→ **TASK INSTRUCTIONS**: In the data that follows, count every line holding the string "your" and give the count alone.

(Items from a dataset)

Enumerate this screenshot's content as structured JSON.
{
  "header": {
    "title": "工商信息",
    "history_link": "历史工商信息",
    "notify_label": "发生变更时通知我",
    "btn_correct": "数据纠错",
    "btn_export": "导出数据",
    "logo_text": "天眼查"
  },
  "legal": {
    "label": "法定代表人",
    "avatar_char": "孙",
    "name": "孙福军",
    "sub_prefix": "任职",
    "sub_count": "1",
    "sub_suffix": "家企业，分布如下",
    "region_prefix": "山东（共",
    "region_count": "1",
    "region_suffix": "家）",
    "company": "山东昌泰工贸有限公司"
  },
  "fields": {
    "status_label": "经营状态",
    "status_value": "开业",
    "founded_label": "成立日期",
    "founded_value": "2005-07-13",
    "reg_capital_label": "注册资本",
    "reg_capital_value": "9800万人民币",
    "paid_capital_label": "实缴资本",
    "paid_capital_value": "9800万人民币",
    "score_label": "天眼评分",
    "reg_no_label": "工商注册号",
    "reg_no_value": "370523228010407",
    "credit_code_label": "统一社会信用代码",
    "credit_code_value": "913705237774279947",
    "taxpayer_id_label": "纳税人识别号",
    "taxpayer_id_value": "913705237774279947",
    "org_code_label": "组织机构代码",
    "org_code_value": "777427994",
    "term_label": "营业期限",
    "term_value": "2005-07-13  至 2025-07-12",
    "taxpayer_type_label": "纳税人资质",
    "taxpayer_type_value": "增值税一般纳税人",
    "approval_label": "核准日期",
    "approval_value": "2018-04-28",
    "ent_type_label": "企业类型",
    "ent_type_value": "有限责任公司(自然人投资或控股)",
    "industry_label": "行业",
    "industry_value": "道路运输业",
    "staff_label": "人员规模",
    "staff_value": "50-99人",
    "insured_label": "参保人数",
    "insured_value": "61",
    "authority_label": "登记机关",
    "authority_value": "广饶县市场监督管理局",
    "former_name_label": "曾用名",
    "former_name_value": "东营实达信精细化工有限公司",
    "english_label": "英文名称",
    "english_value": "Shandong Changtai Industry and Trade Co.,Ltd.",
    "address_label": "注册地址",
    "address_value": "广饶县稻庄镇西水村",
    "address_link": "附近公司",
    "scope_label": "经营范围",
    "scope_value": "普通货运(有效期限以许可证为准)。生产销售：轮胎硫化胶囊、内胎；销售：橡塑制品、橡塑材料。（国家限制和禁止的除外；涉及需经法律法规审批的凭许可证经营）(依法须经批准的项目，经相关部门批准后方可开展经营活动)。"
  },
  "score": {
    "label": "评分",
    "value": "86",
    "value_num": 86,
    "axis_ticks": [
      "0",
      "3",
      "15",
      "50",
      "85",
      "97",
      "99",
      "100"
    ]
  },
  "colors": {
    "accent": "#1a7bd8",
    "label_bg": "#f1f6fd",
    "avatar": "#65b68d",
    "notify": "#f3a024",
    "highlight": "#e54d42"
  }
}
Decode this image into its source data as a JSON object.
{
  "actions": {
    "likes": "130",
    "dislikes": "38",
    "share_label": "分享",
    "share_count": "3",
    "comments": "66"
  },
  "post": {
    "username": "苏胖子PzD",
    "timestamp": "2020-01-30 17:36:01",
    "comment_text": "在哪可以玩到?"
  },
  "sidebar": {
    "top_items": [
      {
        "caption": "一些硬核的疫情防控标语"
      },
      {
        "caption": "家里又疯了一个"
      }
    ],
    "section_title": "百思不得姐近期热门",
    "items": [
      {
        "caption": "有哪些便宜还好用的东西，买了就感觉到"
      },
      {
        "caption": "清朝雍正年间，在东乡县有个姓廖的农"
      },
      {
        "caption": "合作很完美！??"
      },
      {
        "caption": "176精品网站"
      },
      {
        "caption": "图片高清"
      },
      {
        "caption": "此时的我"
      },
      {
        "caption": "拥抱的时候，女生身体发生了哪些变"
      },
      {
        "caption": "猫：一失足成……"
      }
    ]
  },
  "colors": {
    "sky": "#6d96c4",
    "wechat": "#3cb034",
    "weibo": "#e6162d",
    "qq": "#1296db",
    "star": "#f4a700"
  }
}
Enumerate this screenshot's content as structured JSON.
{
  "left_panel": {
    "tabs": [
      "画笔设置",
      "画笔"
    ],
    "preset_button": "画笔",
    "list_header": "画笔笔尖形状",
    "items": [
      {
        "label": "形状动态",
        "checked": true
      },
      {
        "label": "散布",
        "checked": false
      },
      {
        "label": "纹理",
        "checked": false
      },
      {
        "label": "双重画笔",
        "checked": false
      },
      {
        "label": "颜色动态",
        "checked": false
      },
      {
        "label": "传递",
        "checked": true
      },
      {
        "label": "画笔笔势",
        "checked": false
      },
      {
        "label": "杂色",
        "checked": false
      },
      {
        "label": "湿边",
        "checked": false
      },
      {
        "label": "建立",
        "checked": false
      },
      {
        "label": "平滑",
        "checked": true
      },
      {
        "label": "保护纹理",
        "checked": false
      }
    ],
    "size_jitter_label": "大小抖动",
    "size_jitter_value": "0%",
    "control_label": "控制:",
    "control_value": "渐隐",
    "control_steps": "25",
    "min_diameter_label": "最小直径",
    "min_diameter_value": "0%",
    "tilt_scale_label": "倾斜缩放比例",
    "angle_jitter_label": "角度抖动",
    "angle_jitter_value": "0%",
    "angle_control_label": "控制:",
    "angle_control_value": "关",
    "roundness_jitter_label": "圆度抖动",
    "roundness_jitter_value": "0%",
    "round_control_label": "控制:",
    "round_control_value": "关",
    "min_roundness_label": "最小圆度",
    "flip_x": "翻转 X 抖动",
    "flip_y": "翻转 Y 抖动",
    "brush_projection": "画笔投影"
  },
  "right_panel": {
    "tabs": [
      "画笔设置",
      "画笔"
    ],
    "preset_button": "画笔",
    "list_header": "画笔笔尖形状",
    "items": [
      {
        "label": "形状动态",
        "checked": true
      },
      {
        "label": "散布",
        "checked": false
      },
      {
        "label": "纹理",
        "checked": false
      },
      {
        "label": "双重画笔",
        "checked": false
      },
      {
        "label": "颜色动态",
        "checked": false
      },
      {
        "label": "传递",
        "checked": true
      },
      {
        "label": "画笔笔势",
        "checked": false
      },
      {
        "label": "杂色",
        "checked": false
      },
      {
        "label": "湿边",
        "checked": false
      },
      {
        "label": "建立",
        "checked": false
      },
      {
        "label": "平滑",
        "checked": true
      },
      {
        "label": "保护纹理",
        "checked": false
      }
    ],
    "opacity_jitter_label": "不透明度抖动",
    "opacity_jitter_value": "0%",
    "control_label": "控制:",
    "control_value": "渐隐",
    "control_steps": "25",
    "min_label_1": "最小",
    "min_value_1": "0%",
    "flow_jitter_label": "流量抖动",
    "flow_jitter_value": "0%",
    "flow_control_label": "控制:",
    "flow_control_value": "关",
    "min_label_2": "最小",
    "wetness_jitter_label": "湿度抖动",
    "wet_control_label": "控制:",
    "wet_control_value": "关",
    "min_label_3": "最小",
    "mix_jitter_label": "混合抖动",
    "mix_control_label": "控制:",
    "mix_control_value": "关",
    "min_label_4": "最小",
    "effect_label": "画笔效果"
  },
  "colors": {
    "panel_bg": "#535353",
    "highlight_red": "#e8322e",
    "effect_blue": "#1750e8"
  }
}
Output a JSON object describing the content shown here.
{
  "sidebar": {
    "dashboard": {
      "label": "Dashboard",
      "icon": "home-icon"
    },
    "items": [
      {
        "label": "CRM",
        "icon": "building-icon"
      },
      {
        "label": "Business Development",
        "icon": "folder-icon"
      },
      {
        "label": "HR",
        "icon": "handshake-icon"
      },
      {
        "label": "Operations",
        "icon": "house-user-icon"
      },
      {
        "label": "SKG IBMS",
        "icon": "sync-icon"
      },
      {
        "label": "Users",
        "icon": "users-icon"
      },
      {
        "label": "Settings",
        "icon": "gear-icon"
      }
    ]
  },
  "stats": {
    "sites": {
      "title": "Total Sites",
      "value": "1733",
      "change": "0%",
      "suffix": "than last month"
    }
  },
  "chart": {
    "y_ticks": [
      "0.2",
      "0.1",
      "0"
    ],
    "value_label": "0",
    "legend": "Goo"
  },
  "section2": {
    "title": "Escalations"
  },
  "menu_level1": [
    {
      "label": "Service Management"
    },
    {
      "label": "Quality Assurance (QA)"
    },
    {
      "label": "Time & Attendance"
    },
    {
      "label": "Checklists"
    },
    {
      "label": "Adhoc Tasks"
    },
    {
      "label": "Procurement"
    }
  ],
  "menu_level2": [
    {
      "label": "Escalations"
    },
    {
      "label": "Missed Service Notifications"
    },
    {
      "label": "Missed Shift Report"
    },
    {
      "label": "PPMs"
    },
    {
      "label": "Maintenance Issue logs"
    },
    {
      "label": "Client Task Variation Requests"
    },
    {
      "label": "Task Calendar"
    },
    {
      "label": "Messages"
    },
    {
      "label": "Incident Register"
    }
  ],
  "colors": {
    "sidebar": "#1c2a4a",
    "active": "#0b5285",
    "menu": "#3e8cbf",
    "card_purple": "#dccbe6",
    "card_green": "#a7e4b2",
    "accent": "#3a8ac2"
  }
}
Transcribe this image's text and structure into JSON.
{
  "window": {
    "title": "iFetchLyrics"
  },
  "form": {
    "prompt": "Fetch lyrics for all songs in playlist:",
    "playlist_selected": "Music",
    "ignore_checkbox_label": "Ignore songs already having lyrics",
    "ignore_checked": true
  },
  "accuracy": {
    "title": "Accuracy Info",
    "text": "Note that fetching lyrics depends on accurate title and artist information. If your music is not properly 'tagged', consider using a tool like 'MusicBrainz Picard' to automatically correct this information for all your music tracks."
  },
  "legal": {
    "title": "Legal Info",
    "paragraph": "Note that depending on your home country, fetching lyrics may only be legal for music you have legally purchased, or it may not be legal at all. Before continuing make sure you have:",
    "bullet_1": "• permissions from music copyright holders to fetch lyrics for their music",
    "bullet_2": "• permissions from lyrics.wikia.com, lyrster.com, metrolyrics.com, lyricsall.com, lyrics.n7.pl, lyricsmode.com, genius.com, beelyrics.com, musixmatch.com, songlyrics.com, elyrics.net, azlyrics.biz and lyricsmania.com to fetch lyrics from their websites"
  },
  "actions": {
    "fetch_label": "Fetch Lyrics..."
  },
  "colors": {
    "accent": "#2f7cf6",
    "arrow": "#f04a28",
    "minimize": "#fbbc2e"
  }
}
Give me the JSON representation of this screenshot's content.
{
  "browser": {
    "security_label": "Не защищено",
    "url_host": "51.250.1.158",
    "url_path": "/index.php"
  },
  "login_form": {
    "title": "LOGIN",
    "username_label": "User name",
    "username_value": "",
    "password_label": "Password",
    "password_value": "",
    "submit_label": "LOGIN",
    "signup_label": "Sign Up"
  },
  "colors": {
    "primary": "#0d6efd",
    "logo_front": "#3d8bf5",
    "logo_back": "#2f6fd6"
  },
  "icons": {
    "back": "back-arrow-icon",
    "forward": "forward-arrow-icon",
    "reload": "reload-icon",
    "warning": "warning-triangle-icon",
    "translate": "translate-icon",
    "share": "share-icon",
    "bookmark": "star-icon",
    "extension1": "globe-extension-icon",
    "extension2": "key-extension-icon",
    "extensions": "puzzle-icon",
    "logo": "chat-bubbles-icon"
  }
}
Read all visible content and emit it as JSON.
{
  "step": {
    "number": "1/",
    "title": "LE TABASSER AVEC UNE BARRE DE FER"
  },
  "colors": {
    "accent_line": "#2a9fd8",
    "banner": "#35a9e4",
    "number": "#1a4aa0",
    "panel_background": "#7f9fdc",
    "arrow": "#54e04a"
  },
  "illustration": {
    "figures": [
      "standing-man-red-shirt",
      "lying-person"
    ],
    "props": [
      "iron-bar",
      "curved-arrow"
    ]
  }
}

→ **RESULT FOR THIS EXERCISE**: 2